__Data for processing__.
☆ ☆ ☆

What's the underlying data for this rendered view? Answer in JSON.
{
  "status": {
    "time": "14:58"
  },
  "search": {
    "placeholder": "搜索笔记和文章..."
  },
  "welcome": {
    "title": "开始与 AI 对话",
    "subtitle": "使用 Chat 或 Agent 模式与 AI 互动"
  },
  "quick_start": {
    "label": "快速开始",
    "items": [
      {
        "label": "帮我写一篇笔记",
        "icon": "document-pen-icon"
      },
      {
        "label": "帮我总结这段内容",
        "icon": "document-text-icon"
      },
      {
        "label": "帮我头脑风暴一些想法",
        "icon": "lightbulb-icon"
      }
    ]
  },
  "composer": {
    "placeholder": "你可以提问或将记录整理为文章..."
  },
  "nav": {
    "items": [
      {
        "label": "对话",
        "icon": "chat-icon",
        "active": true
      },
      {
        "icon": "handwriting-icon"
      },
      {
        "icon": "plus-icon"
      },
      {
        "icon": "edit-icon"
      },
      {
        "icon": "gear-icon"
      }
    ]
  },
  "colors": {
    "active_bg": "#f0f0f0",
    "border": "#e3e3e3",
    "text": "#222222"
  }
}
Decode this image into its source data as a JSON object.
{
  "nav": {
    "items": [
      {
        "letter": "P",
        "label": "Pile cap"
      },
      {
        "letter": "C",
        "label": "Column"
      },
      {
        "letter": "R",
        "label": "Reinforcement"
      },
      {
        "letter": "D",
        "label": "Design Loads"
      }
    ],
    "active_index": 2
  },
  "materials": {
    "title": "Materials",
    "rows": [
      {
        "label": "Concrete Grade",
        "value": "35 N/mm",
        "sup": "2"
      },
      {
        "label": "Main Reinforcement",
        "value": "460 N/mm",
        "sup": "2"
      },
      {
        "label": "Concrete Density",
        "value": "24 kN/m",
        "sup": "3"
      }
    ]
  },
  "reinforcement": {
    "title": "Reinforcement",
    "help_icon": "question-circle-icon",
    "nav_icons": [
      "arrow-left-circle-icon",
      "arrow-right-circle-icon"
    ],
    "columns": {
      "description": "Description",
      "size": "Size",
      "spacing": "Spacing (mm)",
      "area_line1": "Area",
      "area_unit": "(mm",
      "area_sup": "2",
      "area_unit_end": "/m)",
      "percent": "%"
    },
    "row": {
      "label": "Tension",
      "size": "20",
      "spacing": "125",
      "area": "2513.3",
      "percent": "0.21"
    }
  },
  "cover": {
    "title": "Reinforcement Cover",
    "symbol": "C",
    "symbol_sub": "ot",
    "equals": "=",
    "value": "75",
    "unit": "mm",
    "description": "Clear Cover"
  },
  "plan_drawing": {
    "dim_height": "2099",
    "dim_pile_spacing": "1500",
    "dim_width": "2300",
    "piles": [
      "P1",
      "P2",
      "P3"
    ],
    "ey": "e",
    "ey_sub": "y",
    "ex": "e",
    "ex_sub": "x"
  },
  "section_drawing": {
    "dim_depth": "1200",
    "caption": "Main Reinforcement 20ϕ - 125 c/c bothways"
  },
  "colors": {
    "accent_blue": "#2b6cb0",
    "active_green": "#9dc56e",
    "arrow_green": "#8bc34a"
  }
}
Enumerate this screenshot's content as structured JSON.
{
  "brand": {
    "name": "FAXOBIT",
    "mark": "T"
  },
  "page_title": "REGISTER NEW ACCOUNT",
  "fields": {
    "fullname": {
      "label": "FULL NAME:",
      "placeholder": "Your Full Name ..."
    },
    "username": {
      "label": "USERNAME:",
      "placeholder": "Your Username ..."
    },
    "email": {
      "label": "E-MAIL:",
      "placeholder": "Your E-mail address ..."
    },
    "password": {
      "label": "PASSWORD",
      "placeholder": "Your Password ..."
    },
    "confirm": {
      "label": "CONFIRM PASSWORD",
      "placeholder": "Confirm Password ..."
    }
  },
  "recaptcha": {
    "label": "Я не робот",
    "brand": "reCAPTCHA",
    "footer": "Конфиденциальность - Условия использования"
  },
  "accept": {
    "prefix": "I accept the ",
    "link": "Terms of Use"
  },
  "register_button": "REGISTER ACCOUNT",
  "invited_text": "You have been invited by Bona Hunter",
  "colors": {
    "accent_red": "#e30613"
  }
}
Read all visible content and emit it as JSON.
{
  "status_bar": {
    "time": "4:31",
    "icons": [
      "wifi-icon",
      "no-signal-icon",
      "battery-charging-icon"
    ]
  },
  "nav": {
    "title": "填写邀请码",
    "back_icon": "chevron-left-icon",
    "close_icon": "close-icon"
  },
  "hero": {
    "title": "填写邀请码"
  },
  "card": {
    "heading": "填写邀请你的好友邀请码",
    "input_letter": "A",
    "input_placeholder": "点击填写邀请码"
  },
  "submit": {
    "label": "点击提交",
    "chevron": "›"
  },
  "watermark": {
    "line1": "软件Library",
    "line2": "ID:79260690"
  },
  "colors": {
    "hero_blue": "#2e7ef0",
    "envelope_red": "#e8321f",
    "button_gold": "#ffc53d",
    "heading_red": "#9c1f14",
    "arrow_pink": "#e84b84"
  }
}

☆ ☆ ☆

__Direction__. Every line of the records above needs to be given again exactly.

__Output of the exercise__.
What's the underlying data for this rendered view? Answer in JSON.
{
  "status": {
    "time": "14:58"
  },
  "search": {
    "placeholder": "搜索笔记和文章..."
  },
  "welcome": {
    "title": "开始与 AI 对话",
    "subtitle": "使用 Chat 或 Agent 模式与 AI 互动"
  },
  "quick_start": {
    "label": "快速开始",
    "items": [
      {
        "label": "帮我写一篇笔记",
        "icon": "document-pen-icon"
      },
      {
        "label": "帮我总结这段内容",
        "icon": "document-text-icon"
      },
      {
        "label": "帮我头脑风暴一些想法",
        "icon": "lightbulb-icon"
      }
    ]
  },
  "composer": {
    "placeholder": "你可以提问或将记录整理为文章..."
  },
  "nav": {
    "items": [
      {
        "label": "对话",
        "icon": "chat-icon",
        "active": true
      },
      {
        "icon": "handwriting-icon"
      },
      {
        "icon": "plus-icon"
      },
      {
        "icon": "edit-icon"
      },
      {
        "icon": "gear-icon"
      }
    ]
  },
  "colors": {
    "active_bg": "#f0f0f0",
    "border": "#e3e3e3",
    "text": "#222222"
  }
}
Decode this image into its source data as a JSON object.
{
  "nav": {
    "items": [
      {
        "letter": "P",
        "label": "Pile cap"
      },
      {
        "letter": "C",
        "label": "Column"
      },
      {
        "letter": "R",
        "label": "Reinforcement"
      },
      {
        "letter": "D",
        "label": "Design Loads"
      }
    ],
    "active_index": 2
  },
  "materials": {
    "title": "Materials",
    "rows": [
      {
        "label": "Concrete Grade",
        "value": "35 N/mm",
        "sup": "2"
      },
      {
        "label": "Main Reinforcement",
        "value": "460 N/mm",
        "sup": "2"
      },
      {
        "label": "Concrete Density",
        "value": "24 kN/m",
        "sup": "3"
      }
    ]
  },
  "reinforcement": {
    "title": "Reinforcement",
    "help_icon": "question-circle-icon",
    "nav_icons": [
      "arrow-left-circle-icon",
      "arrow-right-circle-icon"
    ],
    "columns": {
      "description": "Description",
      "size": "Size",
      "spacing": "Spacing (mm)",
      "area_line1": "Area",
      "area_unit": "(mm",
      "area_sup": "2",
      "area_unit_end": "/m)",
      "percent": "%"
    },
    "row": {
      "label": "Tension",
      "size": "20",
      "spacing": "125",
      "area": "2513.3",
      "percent": "0.21"
    }
  },
  "cover": {
    "title": "Reinforcement Cover",
    "symbol": "C",
    "symbol_sub": "ot",
    "equals": "=",
    "value": "75",
    "unit": "mm",
    "description": "Clear Cover"
  },
  "plan_drawing": {
    "dim_height": "2099",
    "dim_pile_spacing": "1500",
    "dim_width": "2300",
    "piles": [
      "P1",
      "P2",
      "P3"
    ],
    "ey": "e",
    "ey_sub": "y",
    "ex": "e",
    "ex_sub": "x"
  },
  "section_drawing": {
    "dim_depth": "1200",
    "caption": "Main Reinforcement 20ϕ - 125 c/c bothways"
  },
  "colors": {
    "accent_blue": "#2b6cb0",
    "active_green": "#9dc56e",
    "arrow_green": "#8bc34a"
  }
}
Enumerate this screenshot's content as structured JSON.
{
  "brand": {
    "name": "FAXOBIT",
    "mark": "T"
  },
  "page_title": "REGISTER NEW ACCOUNT",
  "fields": {
    "fullname": {
      "label": "FULL NAME:",
      "placeholder": "Your Full Name ..."
    },
    "username": {
      "label": "USERNAME:",
      "placeholder": "Your Username ..."
    },
    "email": {
      "label": "E-MAIL:",
      "placeholder": "Your E-mail address ..."
    },
    "password": {
      "label": "PASSWORD",
      "placeholder": "Your Password ..."
    },
    "confirm": {
      "label": "CONFIRM PASSWORD",
      "placeholder": "Confirm Password ..."
    }
  },
  "recaptcha": {
    "label": "Я не робот",
    "brand": "reCAPTCHA",
    "footer": "Конфиденциальность - Условия использования"
  },
  "accept": {
    "prefix": "I accept the ",
    "link": "Terms of Use"
  },
  "register_button": "REGISTER ACCOUNT",
  "invited_text": "You have been invited by Bona Hunter",
  "colors": {
    "accent_red": "#e30613"
  }
}
Read all visible content and emit it as JSON.
{
  "status_bar": {
    "time": "4:31",
    "icons": [
      "wifi-icon",
      "no-signal-icon",
      "battery-charging-icon"
    ]
  },
  "nav": {
    "title": "填写邀请码",
    "back_icon": "chevron-left-icon",
    "close_icon": "close-icon"
  },
  "hero": {
    "title": "填写邀请码"
  },
  "card": {
    "heading": "填写邀请你的好友邀请码",
    "input_letter": "A",
    "input_placeholder": "点击填写邀请码"
  },
  "submit": {
    "label": "点击提交",
    "chevron": "›"
  },
  "watermark": {
    "line1": "软件Library",
    "line2": "ID:79260690"
  },
  "colors": {
    "hero_blue": "#2e7ef0",
    "envelope_red": "#e8321f",
    "button_gold": "#ffc53d",
    "heading_red": "#9c1f14",
    "arrow_pink": "#e84b84"
  }
}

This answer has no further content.